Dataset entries
○ ○ ○ ○

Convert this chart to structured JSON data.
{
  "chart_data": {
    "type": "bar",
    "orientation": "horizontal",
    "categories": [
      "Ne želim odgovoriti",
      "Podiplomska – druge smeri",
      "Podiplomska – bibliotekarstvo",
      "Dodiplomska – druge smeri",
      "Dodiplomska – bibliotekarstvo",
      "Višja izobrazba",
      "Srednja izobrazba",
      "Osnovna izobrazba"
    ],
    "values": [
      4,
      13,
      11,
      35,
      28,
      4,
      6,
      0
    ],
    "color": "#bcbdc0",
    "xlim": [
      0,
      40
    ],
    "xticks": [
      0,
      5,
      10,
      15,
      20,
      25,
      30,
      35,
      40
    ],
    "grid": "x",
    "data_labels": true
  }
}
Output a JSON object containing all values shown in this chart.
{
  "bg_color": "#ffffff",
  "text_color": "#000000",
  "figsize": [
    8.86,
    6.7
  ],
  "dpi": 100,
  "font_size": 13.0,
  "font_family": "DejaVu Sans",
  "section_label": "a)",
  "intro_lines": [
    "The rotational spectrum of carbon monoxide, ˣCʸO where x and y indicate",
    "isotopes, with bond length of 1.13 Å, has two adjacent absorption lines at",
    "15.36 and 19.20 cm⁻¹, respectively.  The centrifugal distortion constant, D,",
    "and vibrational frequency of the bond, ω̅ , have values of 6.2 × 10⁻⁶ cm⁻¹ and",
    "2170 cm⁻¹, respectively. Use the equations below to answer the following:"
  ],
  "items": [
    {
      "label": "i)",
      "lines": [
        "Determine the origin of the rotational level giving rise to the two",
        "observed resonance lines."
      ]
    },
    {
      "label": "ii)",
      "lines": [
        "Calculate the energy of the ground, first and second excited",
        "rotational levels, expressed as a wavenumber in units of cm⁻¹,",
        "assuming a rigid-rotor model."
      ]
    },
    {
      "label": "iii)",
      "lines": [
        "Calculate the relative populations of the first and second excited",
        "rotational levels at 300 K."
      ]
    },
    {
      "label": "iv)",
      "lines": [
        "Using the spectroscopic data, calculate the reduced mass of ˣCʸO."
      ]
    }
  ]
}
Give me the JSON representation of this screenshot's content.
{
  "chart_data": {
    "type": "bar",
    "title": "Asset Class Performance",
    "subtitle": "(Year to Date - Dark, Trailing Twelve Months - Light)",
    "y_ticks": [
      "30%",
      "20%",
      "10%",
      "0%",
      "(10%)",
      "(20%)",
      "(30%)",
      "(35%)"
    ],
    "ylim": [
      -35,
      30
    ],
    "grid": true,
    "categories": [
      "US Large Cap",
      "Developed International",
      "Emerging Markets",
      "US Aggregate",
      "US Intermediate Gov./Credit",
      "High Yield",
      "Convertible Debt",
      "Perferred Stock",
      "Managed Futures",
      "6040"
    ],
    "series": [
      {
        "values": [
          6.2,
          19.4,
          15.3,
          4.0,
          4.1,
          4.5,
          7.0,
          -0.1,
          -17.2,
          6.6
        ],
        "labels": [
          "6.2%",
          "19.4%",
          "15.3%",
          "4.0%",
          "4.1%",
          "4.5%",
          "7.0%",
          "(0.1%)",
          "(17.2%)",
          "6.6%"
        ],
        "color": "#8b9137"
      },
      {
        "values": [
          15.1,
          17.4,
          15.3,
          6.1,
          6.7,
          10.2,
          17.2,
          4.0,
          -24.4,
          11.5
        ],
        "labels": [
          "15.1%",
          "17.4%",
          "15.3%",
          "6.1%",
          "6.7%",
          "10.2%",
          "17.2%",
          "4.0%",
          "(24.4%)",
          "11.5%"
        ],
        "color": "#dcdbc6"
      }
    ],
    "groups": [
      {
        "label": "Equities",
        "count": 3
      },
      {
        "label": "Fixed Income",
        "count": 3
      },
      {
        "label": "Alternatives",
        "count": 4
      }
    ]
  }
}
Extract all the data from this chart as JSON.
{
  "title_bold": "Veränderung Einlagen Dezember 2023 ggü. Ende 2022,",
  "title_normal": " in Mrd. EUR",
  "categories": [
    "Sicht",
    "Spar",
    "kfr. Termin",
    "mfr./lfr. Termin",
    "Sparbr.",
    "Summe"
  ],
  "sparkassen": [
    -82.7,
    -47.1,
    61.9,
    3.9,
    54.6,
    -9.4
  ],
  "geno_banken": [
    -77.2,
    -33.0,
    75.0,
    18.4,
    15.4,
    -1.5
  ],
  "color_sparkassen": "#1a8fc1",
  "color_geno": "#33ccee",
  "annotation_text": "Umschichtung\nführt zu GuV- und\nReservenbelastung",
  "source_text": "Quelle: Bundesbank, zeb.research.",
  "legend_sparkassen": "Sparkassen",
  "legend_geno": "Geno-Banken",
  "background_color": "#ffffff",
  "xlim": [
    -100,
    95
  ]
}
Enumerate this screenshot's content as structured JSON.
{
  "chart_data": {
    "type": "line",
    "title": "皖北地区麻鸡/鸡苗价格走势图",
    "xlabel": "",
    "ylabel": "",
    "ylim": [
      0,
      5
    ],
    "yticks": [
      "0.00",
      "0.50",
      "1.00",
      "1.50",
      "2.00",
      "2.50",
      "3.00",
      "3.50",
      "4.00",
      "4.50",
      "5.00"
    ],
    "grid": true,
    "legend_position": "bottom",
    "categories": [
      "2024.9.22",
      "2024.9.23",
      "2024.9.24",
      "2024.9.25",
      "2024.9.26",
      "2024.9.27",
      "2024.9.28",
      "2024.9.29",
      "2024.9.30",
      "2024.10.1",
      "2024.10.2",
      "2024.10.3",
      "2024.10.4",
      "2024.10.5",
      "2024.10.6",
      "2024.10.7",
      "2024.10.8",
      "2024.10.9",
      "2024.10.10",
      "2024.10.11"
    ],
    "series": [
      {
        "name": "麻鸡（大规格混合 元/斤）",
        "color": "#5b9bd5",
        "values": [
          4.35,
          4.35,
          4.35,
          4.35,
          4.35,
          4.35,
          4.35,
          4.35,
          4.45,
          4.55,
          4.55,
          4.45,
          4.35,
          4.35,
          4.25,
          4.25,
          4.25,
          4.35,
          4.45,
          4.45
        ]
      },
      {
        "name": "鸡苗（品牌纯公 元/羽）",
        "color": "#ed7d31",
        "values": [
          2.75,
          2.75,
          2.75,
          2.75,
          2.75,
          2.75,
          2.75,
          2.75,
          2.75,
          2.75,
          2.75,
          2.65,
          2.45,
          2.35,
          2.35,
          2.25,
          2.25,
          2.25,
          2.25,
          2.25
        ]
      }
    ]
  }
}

○ ○ ○ ○

▶ [Job] Look above for every line with the word "content" and copy it.

▶ [Finished answer]
Give me the JSON representation of this screenshot's content.
Enumerate this screenshot's content as structured JSON.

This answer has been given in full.